#### PROBLEM TO WORK ON:
In the entries below, find the lines that contain the word "which" and copy them.

#### RECORDS SUPPLIED:
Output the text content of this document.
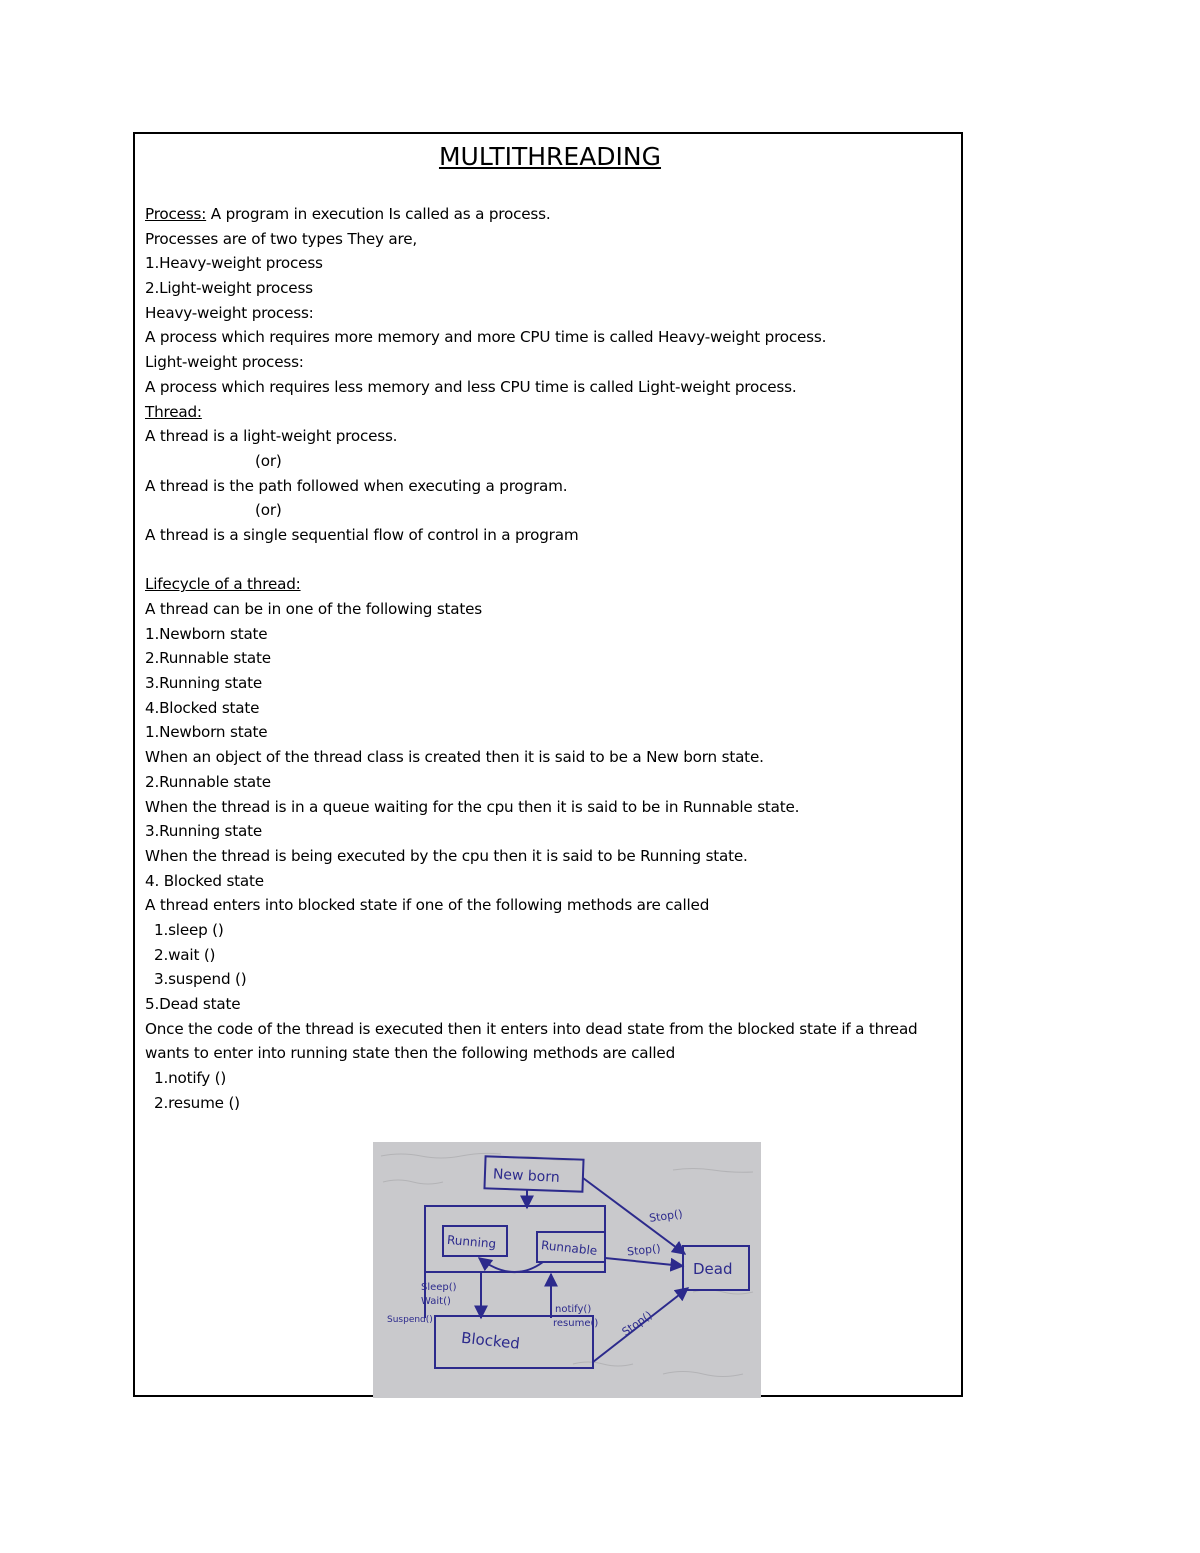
MULTITHREADING
Process: A program in execution Is called as a process.
Processes are of two types They are,
1.Heavy-weight process
2.Light-weight process
Heavy-weight process:
A process which requires more memory and more CPU time is called Heavy-weight process.
Light-weight process:
A process which requires less memory and less CPU time is called Light-weight process.
Thread:
A thread is a light-weight process.
(or)
A thread is the path followed when executing a program.
(or)
A thread is a single sequential flow of control in a program
Lifecycle of a thread:
A thread can be in one of the following states
1.Newborn state
2.Runnable state
3.Running state
4.Blocked state
1.Newborn state
When an object of the thread class is created then it is said to be a New born state.
2.Runnable state
When the thread is in a queue waiting for the cpu then it is said to be in Runnable state.
3.Running state
When the thread is being executed by the cpu then it is said to be Running state.
4. Blocked state
A thread enters into blocked state if one of the following methods are called
1.sleep ()
2.wait ()
3.suspend ()
5.Dead state
Once the code of the thread is executed then it enters into dead state from the blocked state if a thread wants to enter into running state then the following methods are called
1.notify ()
2.resume ()
New born
Running	Runnable
Dead
Blocked
Stop()
Stop()
Stop()
Sleep()
Wait()
Suspend()
notify()
resume()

#### EXPECTED OUTPUT:
A process which requires more memory and more CPU time is called Heavy-weight process.
A process which requires less memory and less CPU time is called Light-weight process.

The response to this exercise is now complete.